▶ **READING TEXT**:
++++++++

Why Natural Language Toolkit?
We used Natural Language Toolkit because our custom model that we were trying to create in Google’s AutoML was taking too long to train. We decided to create our own algorithm to sift through the data we scraped and extract new graduates related job-postings. The algorithm searches the lemmatized descriptions for (pre-lemmatized) keywords that relate to a new graduate position. Our reasoning is that lemmatizing the description and keywords before matching will greatly speed up the efficiency of the algorithm. Rather than having to deal with matching different variations of the words, we match the words by the base meaning.
The data scraped from Indeed, LinkedIn, and Monster are unstructured data. Since Firebase is a NoSQL database, it will be easier to handle the data ingestion. Firebase also has an authentication system which we can expand our functions to in the future. Furthermore, Firebase offers scalably for users and a place to store documents and images. Users will have an option in the future to upload their resume and cover letters on to the platform.
On the front-end, this tool allows multiple users to share files and interact on the outcome of the website’s design. Figma allows us to collaborate in real time and gives us a general approach on the result of our app. We were able to work on and view multiple designs for interactive and pleasing pages and decide on a colorful theme that will fit our overall goal.
Challenges you ran into (From start to end, what problems did you run into?)
The biggest challenge I faced was understanding how to scrape the data from LinkedIn and Monster. I needed to go on each webpage to see how everything was formatted and coded. In addition, figure out where embedded links lead to and how to pull data from those locations too.
Jia Yu Lin
One of the biggest challenges I faced was identifying new graduate job-posts in an accurate and efficient way. There was nothing better suited to doing that than using Google’s AutoML. However, due to the training model time, inevitably, I had to shift gears and figure out an alternative in identifying new graduate job-posts.
As the frontend developer of the project, I had to also find a way to connect the backend with the frontend. Despite having all of the data, I struggled to find out how to retrieve that data from Firebase. To an extent, it was as simple as having the same versions when implementing libraries.
The challenges I ran into as a frontend developer were the deployment of Firebase. I was new to deploying a website on Firebase and I had learned that I needed to create a project in the Firebase website, run a series of command lines, create a directory and deploy Firebase. I would then be able to display the front-end on a working url.
What we learned and accomplishments that we're proud of
This project taught me a lot about scraping data off websites and filtering useful data from it. It was the first time I’ve done a project requiring BeautifulSoup and this project gave me a lot of first hand experience.
Jia Yu Lin
I learned a lot about Google’s AutoML and Natural Language API from how data is trained and analyzed to the basics of implementing it into a project. I’ve also learned how to set up and use Firebase.
I’ve learned how to make a responsive website to complement a mobile-first design. I’ve also learned more about bootstrap v4.5.2, making interactive pages, and deploying our website through Firebase.
What's next? (What are your next steps / how can you extend this project in the future?)
- Improve accuracy of the data models
- Automating the pipeline of web-scraping data
- User Authentication and Google (and other mediums) login
- Adding descriptions to the job requirements to job cards
- Navigate the application
- Saving notes to the database
- Adding a search function to filter job searches and criteria
- Ability to bookmark job listings
- Automating saved job listings to applications page
- Animations and transitions for a more interactive webpage
- Adding images and logos from companies
- Order data by most recent dates
- Dark mode

++++++++

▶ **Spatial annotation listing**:
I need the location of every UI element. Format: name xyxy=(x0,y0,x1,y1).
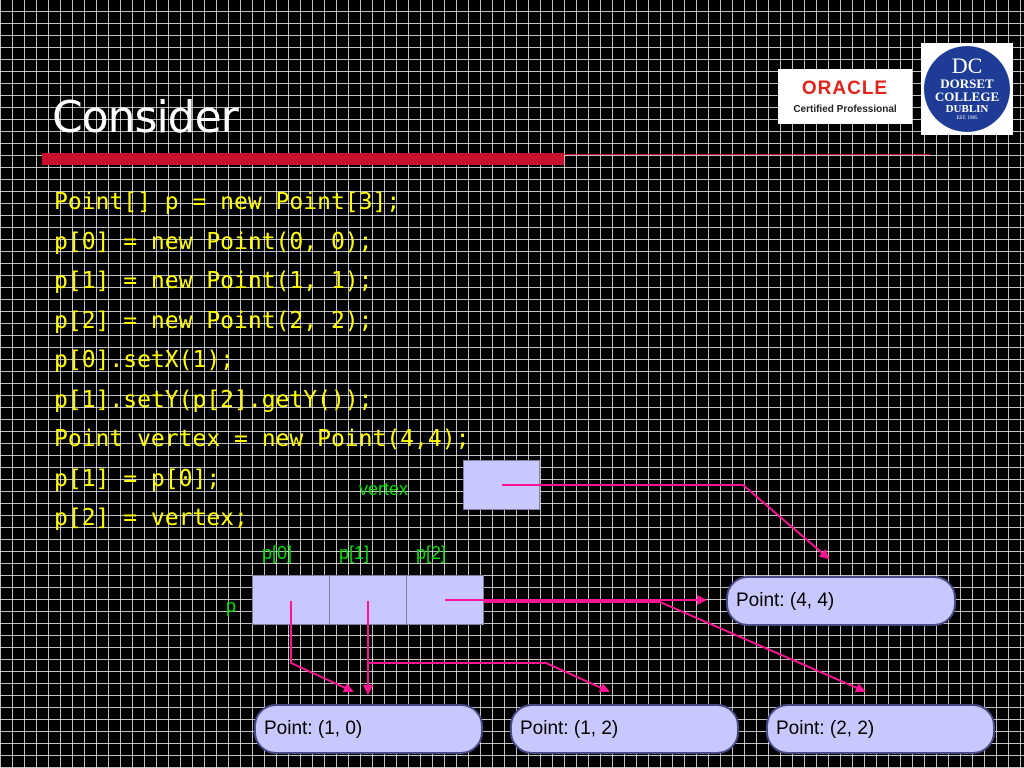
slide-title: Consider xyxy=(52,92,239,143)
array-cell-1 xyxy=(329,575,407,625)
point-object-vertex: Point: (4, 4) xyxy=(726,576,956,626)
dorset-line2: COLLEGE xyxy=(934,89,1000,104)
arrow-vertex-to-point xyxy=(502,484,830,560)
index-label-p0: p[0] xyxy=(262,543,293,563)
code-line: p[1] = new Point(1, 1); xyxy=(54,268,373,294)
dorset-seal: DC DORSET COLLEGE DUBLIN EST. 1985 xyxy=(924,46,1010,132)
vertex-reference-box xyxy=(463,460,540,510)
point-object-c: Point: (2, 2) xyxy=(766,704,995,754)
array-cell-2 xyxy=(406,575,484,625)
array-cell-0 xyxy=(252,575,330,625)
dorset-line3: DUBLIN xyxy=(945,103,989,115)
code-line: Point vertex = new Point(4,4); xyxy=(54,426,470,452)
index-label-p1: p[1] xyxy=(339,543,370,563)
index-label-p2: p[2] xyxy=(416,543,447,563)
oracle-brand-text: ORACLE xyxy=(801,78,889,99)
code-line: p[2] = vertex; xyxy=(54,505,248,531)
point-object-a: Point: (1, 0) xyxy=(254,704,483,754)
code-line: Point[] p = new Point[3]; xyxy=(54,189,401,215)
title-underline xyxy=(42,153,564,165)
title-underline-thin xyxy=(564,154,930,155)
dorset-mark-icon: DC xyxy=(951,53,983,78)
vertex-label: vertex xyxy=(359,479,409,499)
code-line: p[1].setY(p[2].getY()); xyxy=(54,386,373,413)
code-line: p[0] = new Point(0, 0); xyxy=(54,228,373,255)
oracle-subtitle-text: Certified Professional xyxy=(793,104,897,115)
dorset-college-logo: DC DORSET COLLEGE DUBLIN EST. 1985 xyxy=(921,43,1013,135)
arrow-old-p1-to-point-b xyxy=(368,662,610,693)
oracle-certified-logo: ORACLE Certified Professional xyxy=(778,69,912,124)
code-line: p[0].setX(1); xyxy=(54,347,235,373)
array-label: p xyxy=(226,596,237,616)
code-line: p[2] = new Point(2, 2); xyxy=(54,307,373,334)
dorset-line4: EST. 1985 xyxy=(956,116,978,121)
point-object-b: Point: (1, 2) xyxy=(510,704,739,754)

++++++++

▶ **TASK LIST**:
- 1) Sum up the project write-up in two sentences.
- 2) Give again the part of the project write-up that opens with the words containing "On the front-end, this" and closes with "those locations too.", renaming "Figma" as "Penpot".

▶ **ANSWERS TO THE EXERCISES**:
- 1) The team used Natural Language Toolkit to match lemmatized job descriptions against keywords for new graduate postings, because a custom AutoML model took too long to train. They stored the unstructured data scraped from Indeed, LinkedIn, and Monster in Firebase and designed the front end in Figma, and they describe their challenges with scraping and with connecting to and deploying on Firebase, what they learned, and next steps such as better model accuracy, user authentication, search, and bookmarking.

- 2)
On the front-end, this tool allows multiple users to share files and interact on the outcome of the website’s design. Penpot allows us to collaborate in real time and gives us a general approach on the result of our app. We were able to work on and view multiple designs for interactive and pleasing pages and decide on a colorful theme that will fit our overall goal.
Challenges you ran into (From start to end, what problems did you run into?)
The biggest challenge I faced was understanding how to scrape the data from LinkedIn and Monster. I needed to go on each webpage to see how everything was formatted and coded. In addition, figure out where embedded links lead to and how to pull data from those locations too.